#### SET EXERCISE
In your copy, leave out the pictures; write out all the data exactly.

Collected data entries

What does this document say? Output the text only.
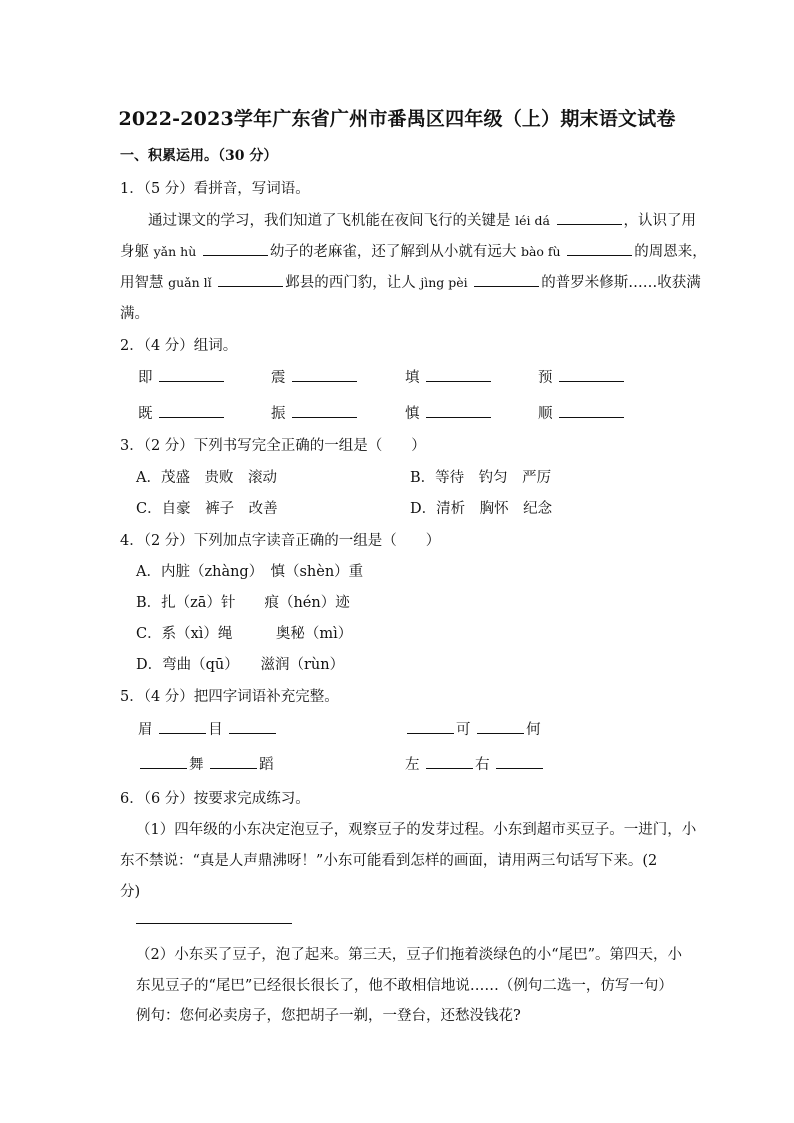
2022-2023学年广东省广州市番禺区四年级（上）期末语文试卷
一、积累运用。（30 分）
1．（5 分）看拼音，写词语。
通过课文的学习，我们知道了飞机能在夜间飞行的关键是 léi dá	，认识了用
身躯 yǎn hù	幼子的老麻雀，还了解到从小就有远大 bào fù	的周恩来，
用智慧 guǎn lǐ	邺县的西门豹，让人 jìng pèi	的普罗米修斯……收获满
满。
2．（4 分）组词。
即	震	填	预
既	振	慎	顺
3．（2 分）下列书写完全正确的一组是（　　）
A．茂盛　贵败　滚动	B．等待　钓匀　严厉
C．自豪　裤子　改善	D．清析　胸怀　纪念
4．（2 分）下列加点字读音正确的一组是（　　）
A．内脏（zhàng）　慎（shèn）重
B．扎（zā）针　　痕（hén）迹
C．系（xì）绳　　　奥秘（mì）
D．弯曲（qū）　　滋润（rùn）
5．（4 分）把四字词语补充完整。
眉	目	可	何
舞	蹈	左	右
6．（6 分）按要求完成练习。
（1）四年级的小东决定泡豆子，观察豆子的发芽过程。小东到超市买豆子。一进门，小
东不禁说：“真是人声鼎沸呀！”小东可能看到怎样的画面，请用两三句话写下来。(2
分)
（2）小东买了豆子，泡了起来。第三天，豆子们拖着淡绿色的小“尾巴”。第四天，小
东见豆子的“尾巴”已经很长很长了，他不敢相信地说……（例句二选一，仿写一句）
例句：您何必卖房子，您把胡子一剃，一登台，还愁没钱花?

#### RESPONSE TO THIS EXERCISE
What does this document say? Output the text only.
2022-2023学年广东省广州市番禺区四年级（上）期末语文试卷
一、积累运用。（30 分）
1．（5 分）看拼音，写词语。
通过课文的学习，我们知道了飞机能在夜间飞行的关键是 léi dá	，认识了用
身躯 yǎn hù	幼子的老麻雀，还了解到从小就有远大 bào fù	的周恩来，
用智慧 guǎn lǐ	邺县的西门豹，让人 jìng pèi	的普罗米修斯……收获满
满。
2．（4 分）组词。
即	震	填	预
既	振	慎	顺
3．（2 分）下列书写完全正确的一组是（　　）
A．茂盛　贵败　滚动	B．等待　钓匀　严厉
C．自豪　裤子　改善	D．清析　胸怀　纪念
4．（2 分）下列加点字读音正确的一组是（　　）
A．内脏（zhàng）　慎（shèn）重
B．扎（zā）针　　痕（hén）迹
C．系（xì）绳　　　奥秘（mì）
D．弯曲（qū）　　滋润（rùn）
5．（4 分）把四字词语补充完整。
眉	目	可	何
舞	蹈	左	右
6．（6 分）按要求完成练习。
（1）四年级的小东决定泡豆子，观察豆子的发芽过程。小东到超市买豆子。一进门，小
东不禁说：“真是人声鼎沸呀！”小东可能看到怎样的画面，请用两三句话写下来。(2
分)
（2）小东买了豆子，泡了起来。第三天，豆子们拖着淡绿色的小“尾巴”。第四天，小
东见豆子的“尾巴”已经很长很长了，他不敢相信地说……（例句二选一，仿写一句）
例句：您何必卖房子，您把胡子一剃，一登台，还愁没钱花?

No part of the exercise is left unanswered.